(Collected data entries)
------

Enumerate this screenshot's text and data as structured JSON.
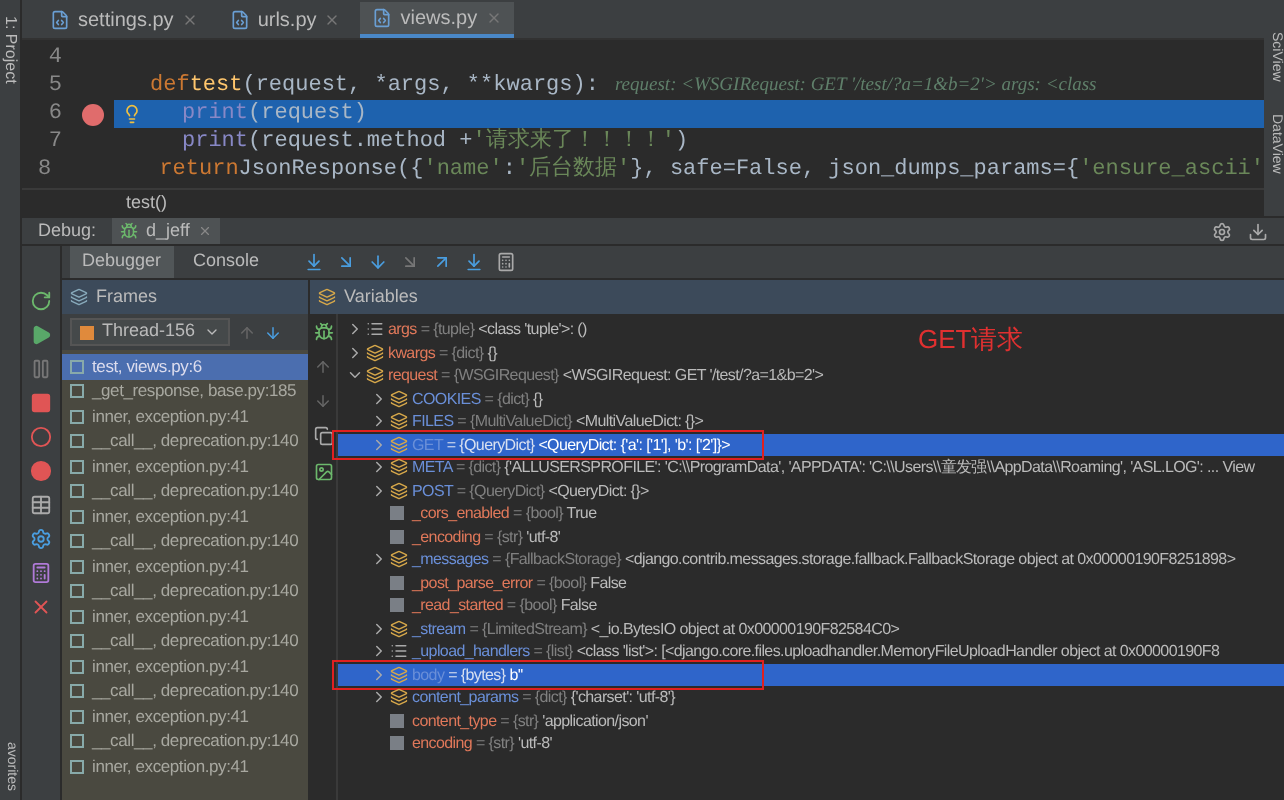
{
  "side_strip": {
    "project_label": "1: Project",
    "favorites_label": "avorites"
  },
  "right_strip": [
    "SciView",
    "DataView"
  ],
  "editor_tabs": [
    {
      "label": "settings.py",
      "selected": false
    },
    {
      "label": "urls.py",
      "selected": false
    },
    {
      "label": "views.py",
      "selected": true
    }
  ],
  "code_lines": [
    {
      "number": "4",
      "current": false,
      "breakpoint": false
    },
    {
      "number": "5",
      "current": false,
      "breakpoint": false,
      "tokens": [
        {
          "text": "def",
          "kind": "keyword"
        },
        {
          "text": " test",
          "kind": "function"
        },
        {
          "text": "(request, *args, **kwargs):",
          "kind": "plain"
        }
      ],
      "hint": "request: <WSGIRequest: GET '/test/?a=1&b=2'>  args: <class"
    },
    {
      "number": "6",
      "current": true,
      "breakpoint": true,
      "tokens": [
        {
          "text": "print",
          "kind": "builtin"
        },
        {
          "text": "(request)",
          "kind": "plain"
        }
      ]
    },
    {
      "number": "7",
      "current": false,
      "breakpoint": false,
      "tokens": [
        {
          "text": "print",
          "kind": "builtin"
        },
        {
          "text": "(request.method + ",
          "kind": "plain"
        },
        {
          "text": "'请求来了！！！！'",
          "kind": "string"
        },
        {
          "text": ")",
          "kind": "plain"
        }
      ]
    },
    {
      "number": "8",
      "current": false,
      "breakpoint": false,
      "tokens": [
        {
          "text": "return",
          "kind": "keyword"
        },
        {
          "text": " JsonResponse({",
          "kind": "plain"
        },
        {
          "text": "'name'",
          "kind": "string"
        },
        {
          "text": ":",
          "kind": "plain"
        },
        {
          "text": "'后台数据'",
          "kind": "string"
        },
        {
          "text": "}, safe=False, json_dumps_params={",
          "kind": "plain"
        },
        {
          "text": "'ensure_ascii'",
          "kind": "string"
        }
      ]
    }
  ],
  "breadcrumb": "test()",
  "debug_bar": {
    "label": "Debug:",
    "config": "d_jeff"
  },
  "debugger_tabs": [
    {
      "label": "Debugger",
      "selected": true
    },
    {
      "label": "Console",
      "selected": false
    }
  ],
  "frames": {
    "title": "Frames",
    "thread": "Thread-156",
    "items": [
      {
        "label": "test, views.py:6",
        "selected": true
      },
      {
        "label": "_get_response, base.py:185",
        "selected": false
      },
      {
        "label": "inner, exception.py:41",
        "selected": false
      },
      {
        "label": "__call__, deprecation.py:140",
        "selected": false
      },
      {
        "label": "inner, exception.py:41",
        "selected": false
      },
      {
        "label": "__call__, deprecation.py:140",
        "selected": false
      },
      {
        "label": "inner, exception.py:41",
        "selected": false
      },
      {
        "label": "__call__, deprecation.py:140",
        "selected": false
      },
      {
        "label": "inner, exception.py:41",
        "selected": false
      },
      {
        "label": "__call__, deprecation.py:140",
        "selected": false
      },
      {
        "label": "inner, exception.py:41",
        "selected": false
      },
      {
        "label": "__call__, deprecation.py:140",
        "selected": false
      },
      {
        "label": "inner, exception.py:41",
        "selected": false
      },
      {
        "label": "__call__, deprecation.py:140",
        "selected": false
      },
      {
        "label": "inner, exception.py:41",
        "selected": false
      },
      {
        "label": "__call__, deprecation.py:140",
        "selected": false
      },
      {
        "label": "inner, exception.py:41",
        "selected": false
      }
    ]
  },
  "variables": {
    "title": "Variables",
    "annotation": "GET请求",
    "items": [
      {
        "name": "args",
        "type": "= {tuple}",
        "value": "<class 'tuple'>: ()",
        "kind": "list",
        "color": "#e0785a",
        "expanded": false,
        "selected": false,
        "boxed": false
      },
      {
        "name": "kwargs",
        "type": "= {dict}",
        "value": "{}",
        "kind": "object",
        "color": "#e0785a",
        "expanded": false,
        "selected": false,
        "boxed": false
      },
      {
        "name": "request",
        "type": "= {WSGIRequest}",
        "value": "<WSGIRequest: GET '/test/?a=1&b=2'>",
        "kind": "object",
        "color": "#e0785a",
        "expanded": true,
        "selected": false,
        "boxed": false,
        "children": [
          {
            "name": "COOKIES",
            "type": "= {dict}",
            "value": "{}",
            "kind": "object",
            "color": "#6a8fd8",
            "expanded": false,
            "selected": false,
            "boxed": false
          },
          {
            "name": "FILES",
            "type": "= {MultiValueDict}",
            "value": "<MultiValueDict: {}>",
            "kind": "object",
            "color": "#6a8fd8",
            "expanded": false,
            "selected": false,
            "boxed": false
          },
          {
            "name": "GET",
            "type": "= {QueryDict}",
            "value": "<QueryDict: {'a': ['1'], 'b': ['2']}>",
            "kind": "object",
            "color": "#6a8fd8",
            "expanded": false,
            "selected": true,
            "boxed": true
          },
          {
            "name": "META",
            "type": "= {dict}",
            "value": "{'ALLUSERSPROFILE': 'C:\\\\ProgramData', 'APPDATA': 'C:\\\\Users\\\\童发强\\\\AppData\\\\Roaming', 'ASL.LOG': ... View",
            "kind": "object",
            "color": "#6a8fd8",
            "expanded": false,
            "selected": false,
            "boxed": false
          },
          {
            "name": "POST",
            "type": "= {QueryDict}",
            "value": "<QueryDict: {}>",
            "kind": "object",
            "color": "#6a8fd8",
            "expanded": false,
            "selected": false,
            "boxed": false
          },
          {
            "name": "_cors_enabled",
            "type": "= {bool}",
            "value": "True",
            "kind": "field",
            "color": "#e0785a",
            "selected": false,
            "boxed": false
          },
          {
            "name": "_encoding",
            "type": "= {str}",
            "value": "'utf-8'",
            "kind": "field",
            "color": "#e0785a",
            "selected": false,
            "boxed": false
          },
          {
            "name": "_messages",
            "type": "= {FallbackStorage}",
            "value": "<django.contrib.messages.storage.fallback.FallbackStorage object at 0x00000190F8251898>",
            "kind": "object",
            "color": "#6a8fd8",
            "expanded": false,
            "selected": false,
            "boxed": false
          },
          {
            "name": "_post_parse_error",
            "type": "= {bool}",
            "value": "False",
            "kind": "field",
            "color": "#e0785a",
            "selected": false,
            "boxed": false
          },
          {
            "name": "_read_started",
            "type": "= {bool}",
            "value": "False",
            "kind": "field",
            "color": "#e0785a",
            "selected": false,
            "boxed": false
          },
          {
            "name": "_stream",
            "type": "= {LimitedStream}",
            "value": "<_io.BytesIO object at 0x00000190F82584C0>",
            "kind": "object",
            "color": "#6a8fd8",
            "expanded": false,
            "selected": false,
            "boxed": false
          },
          {
            "name": "_upload_handlers",
            "type": "= {list}",
            "value": "<class 'list'>: [<django.core.files.uploadhandler.MemoryFileUploadHandler object at 0x00000190F8",
            "kind": "list",
            "color": "#6a8fd8",
            "expanded": false,
            "selected": false,
            "boxed": false
          },
          {
            "name": "body",
            "type": "= {bytes}",
            "value": "b''",
            "kind": "object",
            "color": "#6a8fd8",
            "expanded": false,
            "selected": true,
            "boxed": true
          },
          {
            "name": "content_params",
            "type": "= {dict}",
            "value": "{'charset': 'utf-8'}",
            "kind": "object",
            "color": "#6a8fd8",
            "expanded": false,
            "selected": false,
            "boxed": false
          },
          {
            "name": "content_type",
            "type": "= {str}",
            "value": "'application/json'",
            "kind": "field",
            "color": "#e0785a",
            "selected": false,
            "boxed": false
          },
          {
            "name": "encoding",
            "type": "= {str}",
            "value": "'utf-8'",
            "kind": "field",
            "color": "#e0785a",
            "selected": false,
            "boxed": false
          }
        ]
      }
    ]
  }
}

------

-- INSTRUCTION --
Report only the number of lines in the data above that contain "class".

-- WRITTEN SOLUTION --
3